**Records to use:**

* begin *

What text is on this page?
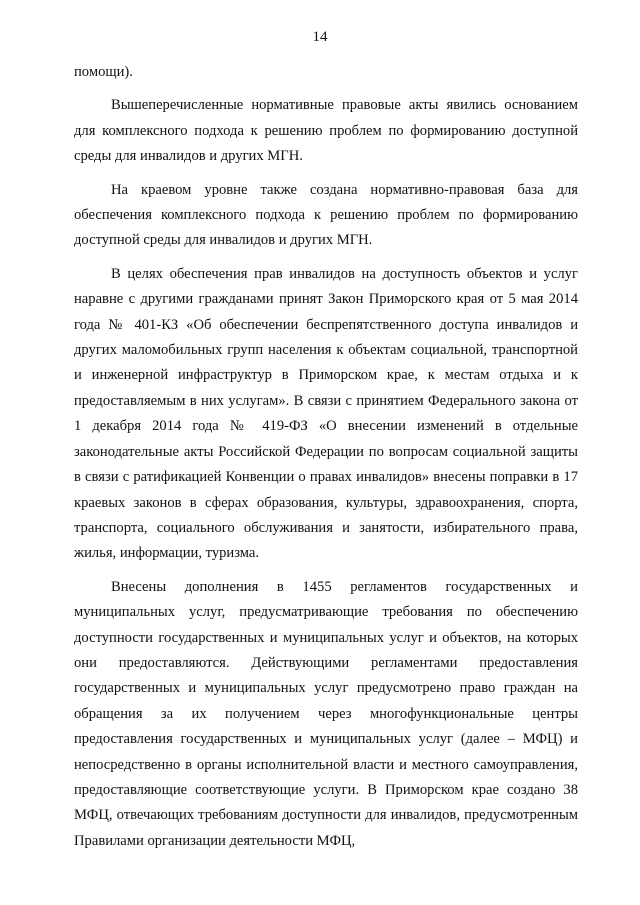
14

помощи).

Вышеперечисленные нормативные правовые акты явились основанием для комплексного подхода к решению проблем по формированию доступной среды для инвалидов и других МГН.

На краевом уровне также создана нормативно-правовая база для обеспечения комплексного подхода к решению проблем по формированию доступной среды для инвалидов и других МГН.

В целях обеспечения прав инвалидов на доступность объектов и услуг наравне с другими гражданами принят Закон Приморского края от 5 мая 2014 года № 401-КЗ «Об обеспечении беспрепятственного доступа инвалидов и других маломобильных групп населения к объектам социальной, транспортной и инженерной инфраструктур в Приморском крае, к местам отдыха и к предоставляемым в них услугам». В связи с принятием Федерального закона от 1 декабря 2014 года № 419-ФЗ «О внесении изменений в отдельные законодательные акты Российской Федерации по вопросам социальной защиты в связи с ратификацией Конвенции о правах инвалидов» внесены поправки в 17 краевых законов в сферах образования, культуры, здравоохранения, спорта, транспорта, социального обслуживания и занятости, избирательного права, жилья, информации, туризма.

Внесены дополнения в 1455 регламентов государственных и муниципальных услуг, предусматривающие требования по обеспечению доступности государственных и муниципальных услуг и объектов, на которых они предоставляются. Действующими регламентами предоставления государственных и муниципальных услуг предусмотрено право граждан на обращения за их получением через многофункциональные центры предоставления государственных и муниципальных услуг (далее – МФЦ) и непосредственно в органы исполнительной власти и местного самоуправления, предоставляющие соответствующие услуги. В Приморском крае создано 38 МФЦ, отвечающих требованиям доступности для инвалидов, предусмотренным Правилами организации деятельности МФЦ,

* end *

**Required work:** Find the word "решению" and list each line it appears in.

**Task solution:**
Вышеперечисленные нормативные правовые акты явились основанием для комплексного подхода к решению проблем по формированию доступной среды для инвалидов и других МГН.
На краевом уровне также создана нормативно-правовая база для обеспечения комплексного подхода к решению проблем по формированию доступной среды для инвалидов и других МГН.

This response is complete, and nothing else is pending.